> _WRITTEN TASK_
State how many lines of the entries below hold the word "JSON"; reply with nothing but the number.
— start INPUT FOR THIS TASK —
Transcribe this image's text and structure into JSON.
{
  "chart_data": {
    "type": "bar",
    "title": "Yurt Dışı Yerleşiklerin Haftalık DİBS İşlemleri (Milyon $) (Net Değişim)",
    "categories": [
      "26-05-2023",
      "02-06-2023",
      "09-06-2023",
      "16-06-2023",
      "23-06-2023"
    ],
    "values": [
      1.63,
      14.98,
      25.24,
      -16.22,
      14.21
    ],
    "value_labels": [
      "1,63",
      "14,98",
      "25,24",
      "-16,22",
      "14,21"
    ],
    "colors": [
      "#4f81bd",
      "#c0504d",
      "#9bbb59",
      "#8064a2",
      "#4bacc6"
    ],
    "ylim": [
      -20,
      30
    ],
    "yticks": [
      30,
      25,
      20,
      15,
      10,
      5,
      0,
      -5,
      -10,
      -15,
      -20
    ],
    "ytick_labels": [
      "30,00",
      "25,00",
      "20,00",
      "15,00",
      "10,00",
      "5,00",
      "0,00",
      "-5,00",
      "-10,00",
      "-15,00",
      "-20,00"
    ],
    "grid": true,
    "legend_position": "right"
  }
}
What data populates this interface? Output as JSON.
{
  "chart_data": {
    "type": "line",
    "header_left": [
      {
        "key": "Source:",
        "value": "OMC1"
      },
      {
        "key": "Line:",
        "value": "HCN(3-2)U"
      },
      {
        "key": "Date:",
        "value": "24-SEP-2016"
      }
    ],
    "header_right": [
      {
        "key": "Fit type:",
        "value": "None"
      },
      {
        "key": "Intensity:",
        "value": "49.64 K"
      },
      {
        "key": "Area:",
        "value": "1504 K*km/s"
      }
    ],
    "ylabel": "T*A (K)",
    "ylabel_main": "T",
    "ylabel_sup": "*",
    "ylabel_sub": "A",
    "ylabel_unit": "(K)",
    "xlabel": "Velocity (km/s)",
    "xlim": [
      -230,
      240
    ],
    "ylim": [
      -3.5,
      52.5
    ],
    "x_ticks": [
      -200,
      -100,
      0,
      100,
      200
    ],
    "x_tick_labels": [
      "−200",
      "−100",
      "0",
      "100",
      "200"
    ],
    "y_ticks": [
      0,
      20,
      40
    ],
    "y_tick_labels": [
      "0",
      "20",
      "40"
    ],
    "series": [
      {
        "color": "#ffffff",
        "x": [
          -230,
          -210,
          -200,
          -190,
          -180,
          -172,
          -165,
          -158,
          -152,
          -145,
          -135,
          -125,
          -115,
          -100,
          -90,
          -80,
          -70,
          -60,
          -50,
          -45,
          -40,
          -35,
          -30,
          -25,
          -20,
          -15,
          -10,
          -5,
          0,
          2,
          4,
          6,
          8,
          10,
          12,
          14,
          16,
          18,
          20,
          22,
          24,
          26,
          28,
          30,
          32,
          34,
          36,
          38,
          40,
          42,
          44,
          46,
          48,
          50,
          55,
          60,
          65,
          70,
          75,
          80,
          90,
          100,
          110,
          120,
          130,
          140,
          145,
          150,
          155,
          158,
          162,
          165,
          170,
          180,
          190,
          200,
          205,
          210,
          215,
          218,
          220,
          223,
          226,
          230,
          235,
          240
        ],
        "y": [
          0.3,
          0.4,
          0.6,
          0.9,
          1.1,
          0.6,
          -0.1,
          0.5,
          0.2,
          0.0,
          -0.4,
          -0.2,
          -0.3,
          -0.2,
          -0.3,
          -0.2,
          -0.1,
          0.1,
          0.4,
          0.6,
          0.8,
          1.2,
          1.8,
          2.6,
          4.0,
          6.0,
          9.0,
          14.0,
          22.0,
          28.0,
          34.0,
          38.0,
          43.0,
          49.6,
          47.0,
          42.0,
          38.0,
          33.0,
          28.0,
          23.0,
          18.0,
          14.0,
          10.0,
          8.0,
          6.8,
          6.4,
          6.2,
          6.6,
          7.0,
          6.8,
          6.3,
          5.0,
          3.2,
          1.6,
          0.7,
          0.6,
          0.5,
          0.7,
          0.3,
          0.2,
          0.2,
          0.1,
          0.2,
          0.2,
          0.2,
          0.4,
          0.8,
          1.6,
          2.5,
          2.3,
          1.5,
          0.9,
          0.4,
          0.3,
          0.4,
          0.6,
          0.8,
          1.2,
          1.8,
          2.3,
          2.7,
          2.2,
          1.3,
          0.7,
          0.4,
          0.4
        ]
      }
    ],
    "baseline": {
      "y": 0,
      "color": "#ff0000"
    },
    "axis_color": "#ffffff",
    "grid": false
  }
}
— end INPUT FOR THIS TASK —
> _RESPONSE_
2